THE REQUEST: Extract all lines from the data beneath that include the word "name".

DATA:
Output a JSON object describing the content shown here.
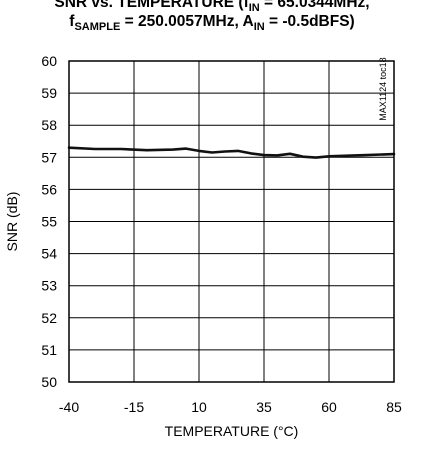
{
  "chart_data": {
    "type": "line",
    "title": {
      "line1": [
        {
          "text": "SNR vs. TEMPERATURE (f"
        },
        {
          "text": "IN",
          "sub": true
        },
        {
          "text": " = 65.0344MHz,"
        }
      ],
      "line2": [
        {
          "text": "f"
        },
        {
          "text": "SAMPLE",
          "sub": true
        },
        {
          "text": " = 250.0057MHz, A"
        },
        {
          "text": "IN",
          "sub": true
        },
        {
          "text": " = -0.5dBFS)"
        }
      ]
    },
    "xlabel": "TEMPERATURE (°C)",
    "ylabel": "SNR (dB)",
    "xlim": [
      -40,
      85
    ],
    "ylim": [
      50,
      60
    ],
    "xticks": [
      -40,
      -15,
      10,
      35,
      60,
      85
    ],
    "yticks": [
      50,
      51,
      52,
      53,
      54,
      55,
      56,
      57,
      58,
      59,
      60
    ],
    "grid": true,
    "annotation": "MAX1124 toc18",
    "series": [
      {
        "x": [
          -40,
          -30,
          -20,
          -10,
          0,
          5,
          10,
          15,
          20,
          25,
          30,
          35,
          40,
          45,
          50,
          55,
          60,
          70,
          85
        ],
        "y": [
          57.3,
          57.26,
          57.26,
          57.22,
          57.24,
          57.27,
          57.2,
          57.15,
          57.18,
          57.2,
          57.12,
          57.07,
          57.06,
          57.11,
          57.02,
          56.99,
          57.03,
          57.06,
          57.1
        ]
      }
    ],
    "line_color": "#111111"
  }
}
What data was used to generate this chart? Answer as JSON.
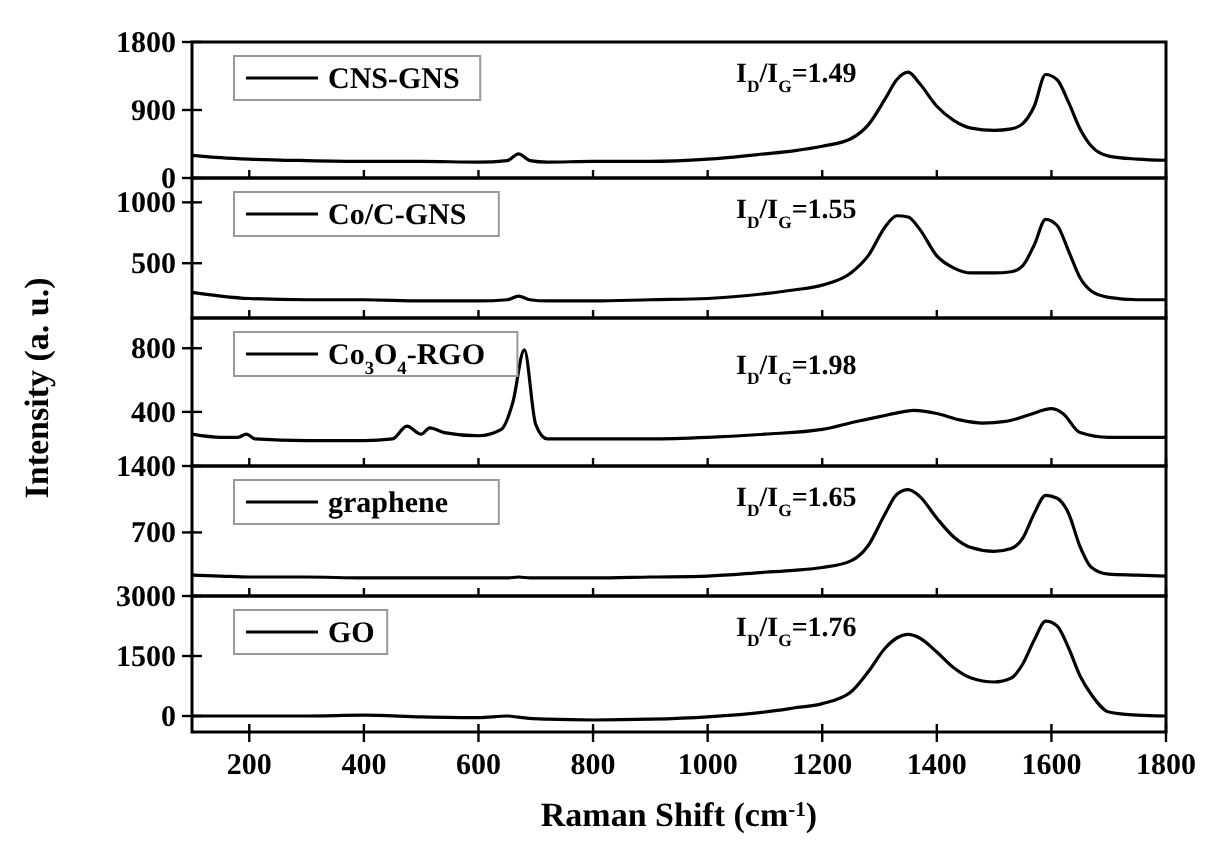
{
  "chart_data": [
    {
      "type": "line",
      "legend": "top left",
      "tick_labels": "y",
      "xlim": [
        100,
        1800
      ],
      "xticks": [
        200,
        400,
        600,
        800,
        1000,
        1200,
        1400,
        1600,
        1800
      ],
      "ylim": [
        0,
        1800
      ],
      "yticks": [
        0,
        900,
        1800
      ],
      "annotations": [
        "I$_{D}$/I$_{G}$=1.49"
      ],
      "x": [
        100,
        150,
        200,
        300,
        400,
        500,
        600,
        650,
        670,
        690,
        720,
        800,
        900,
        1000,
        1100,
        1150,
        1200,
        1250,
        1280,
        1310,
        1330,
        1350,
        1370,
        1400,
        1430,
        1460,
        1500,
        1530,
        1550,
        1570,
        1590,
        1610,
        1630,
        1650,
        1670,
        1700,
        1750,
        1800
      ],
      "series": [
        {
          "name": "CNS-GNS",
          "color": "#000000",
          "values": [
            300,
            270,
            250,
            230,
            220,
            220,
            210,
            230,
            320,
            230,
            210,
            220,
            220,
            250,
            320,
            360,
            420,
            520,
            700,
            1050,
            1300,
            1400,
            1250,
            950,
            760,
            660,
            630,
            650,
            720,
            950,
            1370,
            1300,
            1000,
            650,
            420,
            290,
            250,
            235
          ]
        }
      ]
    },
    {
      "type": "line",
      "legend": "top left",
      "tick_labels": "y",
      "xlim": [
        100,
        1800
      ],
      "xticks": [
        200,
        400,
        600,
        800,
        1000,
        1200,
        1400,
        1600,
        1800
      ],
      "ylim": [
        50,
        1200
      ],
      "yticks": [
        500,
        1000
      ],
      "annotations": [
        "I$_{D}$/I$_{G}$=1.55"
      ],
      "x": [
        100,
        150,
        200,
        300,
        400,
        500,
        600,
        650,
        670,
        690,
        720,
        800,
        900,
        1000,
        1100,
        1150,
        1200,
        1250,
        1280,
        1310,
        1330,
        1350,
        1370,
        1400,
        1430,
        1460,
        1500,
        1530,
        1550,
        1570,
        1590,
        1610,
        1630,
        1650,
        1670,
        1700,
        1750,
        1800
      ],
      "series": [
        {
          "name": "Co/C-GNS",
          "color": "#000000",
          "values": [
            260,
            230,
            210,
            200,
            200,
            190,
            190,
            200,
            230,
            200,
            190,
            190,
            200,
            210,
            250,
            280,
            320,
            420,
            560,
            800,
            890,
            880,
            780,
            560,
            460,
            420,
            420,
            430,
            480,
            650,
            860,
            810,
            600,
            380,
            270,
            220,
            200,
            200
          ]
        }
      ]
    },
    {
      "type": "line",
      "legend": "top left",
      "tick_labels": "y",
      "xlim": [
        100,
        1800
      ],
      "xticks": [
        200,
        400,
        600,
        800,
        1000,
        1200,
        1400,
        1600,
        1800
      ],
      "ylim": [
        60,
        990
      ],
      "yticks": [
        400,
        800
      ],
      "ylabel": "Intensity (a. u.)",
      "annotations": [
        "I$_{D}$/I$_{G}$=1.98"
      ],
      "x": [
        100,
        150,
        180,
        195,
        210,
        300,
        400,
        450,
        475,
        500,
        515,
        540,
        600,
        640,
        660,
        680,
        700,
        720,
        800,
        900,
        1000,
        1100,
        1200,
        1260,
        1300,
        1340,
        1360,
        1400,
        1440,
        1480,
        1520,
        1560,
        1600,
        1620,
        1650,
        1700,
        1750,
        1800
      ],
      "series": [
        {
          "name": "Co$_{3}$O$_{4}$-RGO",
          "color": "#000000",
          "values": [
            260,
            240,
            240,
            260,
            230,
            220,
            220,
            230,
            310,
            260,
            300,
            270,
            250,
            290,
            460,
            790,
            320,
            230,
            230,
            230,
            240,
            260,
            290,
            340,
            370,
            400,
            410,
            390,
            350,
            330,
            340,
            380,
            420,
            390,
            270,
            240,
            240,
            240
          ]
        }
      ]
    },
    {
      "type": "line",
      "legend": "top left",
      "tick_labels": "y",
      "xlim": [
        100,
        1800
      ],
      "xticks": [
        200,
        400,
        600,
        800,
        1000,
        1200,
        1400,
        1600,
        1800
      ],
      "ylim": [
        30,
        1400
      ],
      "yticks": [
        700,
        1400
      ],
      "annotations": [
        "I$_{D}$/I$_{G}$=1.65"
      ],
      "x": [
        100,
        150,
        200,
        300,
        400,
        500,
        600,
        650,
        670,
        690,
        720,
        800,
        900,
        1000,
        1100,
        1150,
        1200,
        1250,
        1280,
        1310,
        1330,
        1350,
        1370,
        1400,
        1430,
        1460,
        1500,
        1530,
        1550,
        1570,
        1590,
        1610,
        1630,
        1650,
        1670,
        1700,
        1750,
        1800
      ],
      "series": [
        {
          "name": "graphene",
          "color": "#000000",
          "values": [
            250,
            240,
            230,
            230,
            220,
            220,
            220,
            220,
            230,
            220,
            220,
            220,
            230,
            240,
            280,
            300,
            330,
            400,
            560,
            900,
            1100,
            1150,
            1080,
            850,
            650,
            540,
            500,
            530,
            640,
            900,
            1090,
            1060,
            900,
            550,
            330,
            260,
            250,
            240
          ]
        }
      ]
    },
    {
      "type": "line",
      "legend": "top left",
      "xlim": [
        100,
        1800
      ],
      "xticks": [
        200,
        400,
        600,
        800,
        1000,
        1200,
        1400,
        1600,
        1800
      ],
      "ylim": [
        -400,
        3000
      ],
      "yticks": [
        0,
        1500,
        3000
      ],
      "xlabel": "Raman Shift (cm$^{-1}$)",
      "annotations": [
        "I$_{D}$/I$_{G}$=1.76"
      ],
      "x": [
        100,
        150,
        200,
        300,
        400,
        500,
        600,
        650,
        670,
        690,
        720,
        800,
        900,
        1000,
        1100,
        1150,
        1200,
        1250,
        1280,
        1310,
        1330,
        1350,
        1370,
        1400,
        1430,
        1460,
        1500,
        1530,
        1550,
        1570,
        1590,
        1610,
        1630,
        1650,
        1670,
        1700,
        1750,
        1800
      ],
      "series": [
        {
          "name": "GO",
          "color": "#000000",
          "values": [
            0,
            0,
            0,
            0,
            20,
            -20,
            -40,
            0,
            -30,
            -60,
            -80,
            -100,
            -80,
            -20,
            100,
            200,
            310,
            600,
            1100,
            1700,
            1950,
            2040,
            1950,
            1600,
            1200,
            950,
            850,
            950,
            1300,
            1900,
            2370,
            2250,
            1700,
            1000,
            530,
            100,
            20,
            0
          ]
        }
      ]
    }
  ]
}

WRITTEN ANSWER:
          "name": "CNS-GNS",
          "name": "Co/C-GNS",
          "name": "Co$_{3}$O$_{4}$-RGO",
          "name": "graphene",
          "name": "GO",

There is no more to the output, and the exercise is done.